Excerpt from a dataset:
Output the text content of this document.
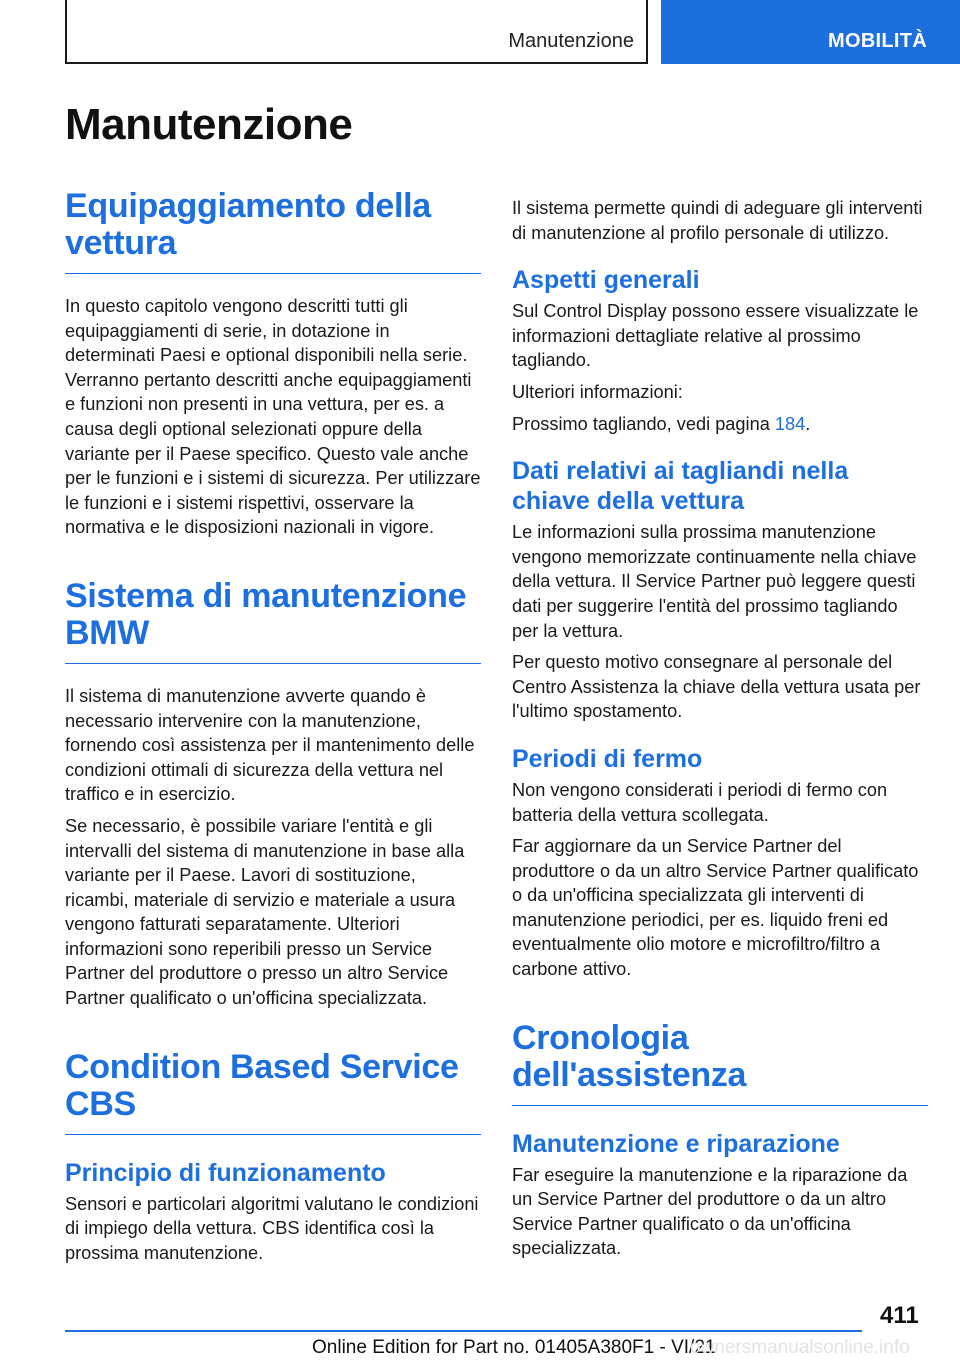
Manutenzione	MOBILITÀ
Manutenzione
Equipaggiamento della vettura

In questo capitolo vengono descritti tutti gli equipaggiamenti di serie, in dotazione in determinati Paesi e optional disponibili nella serie. Verranno pertanto descritti anche equipaggiamenti e funzioni non presenti in una vettura, per es. a causa degli optional selezionati oppure della variante per il Paese specifico. Questo vale anche per le funzioni e i sistemi di sicurezza. Per utilizzare le funzioni e i sistemi rispettivi, osservare la normativa e le disposizioni nazionali in vigore.

Sistema di manutenzione BMW

Il sistema di manutenzione avverte quando è necessario intervenire con la manutenzione, fornendo così assistenza per il mantenimento delle condizioni ottimali di sicurezza della vettura nel traffico e in esercizio.

Se necessario, è possibile variare l'entità e gli intervalli del sistema di manutenzione in base alla variante per il Paese. Lavori di sostituzione, ricambi, materiale di servizio e materiale a usura vengono fatturati separatamente. Ulteriori informazioni sono reperibili presso un Service Partner del produttore o presso un altro Service Partner qualificato o un'officina specializzata.

Condition Based Service CBS
Principio di funzionamento

Sensori e particolari algoritmi valutano le condizioni di impiego della vettura. CBS identifica così la prossima manutenzione.

Il sistema permette quindi di adeguare gli interventi di manutenzione al profilo personale di utilizzo.

Aspetti generali

Sul Control Display possono essere visualizzate le informazioni dettagliate relative al prossimo tagliando.

Ulteriori informazioni:

Prossimo tagliando, vedi pagina 184.

Dati relativi ai tagliandi nella chiave della vettura

Le informazioni sulla prossima manutenzione vengono memorizzate continuamente nella chiave della vettura. Il Service Partner può leggere questi dati per suggerire l'entità del prossimo tagliando per la vettura.

Per questo motivo consegnare al personale del Centro Assistenza la chiave della vettura usata per l'ultimo spostamento.

Periodi di fermo

Non vengono considerati i periodi di fermo con batteria della vettura scollegata.

Far aggiornare da un Service Partner del produttore o da un altro Service Partner qualificato o da un'officina specializzata gli interventi di manutenzione periodici, per es. liquido freni ed eventualmente olio motore e microfiltro/filtro a carbone attivo.

Cronologia dell'assistenza
Manutenzione e riparazione

Far eseguire la manutenzione e la riparazione da un Service Partner del produttore o da un altro Service Partner qualificato o da un'officina specializzata.

411
Online Edition for Part no. 01405A380F1 - VI/21
ownersmanualsonline.info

AIM:
Gather all the lines that include the word "personale" and copy them out.

EXPECTED ANSWER:
Il sistema permette quindi di adeguare gli interventi di manutenzione al profilo personale di utilizzo.
Per questo motivo consegnare al personale del Centro Assistenza la chiave della vettura usata per l'ultimo spostamento.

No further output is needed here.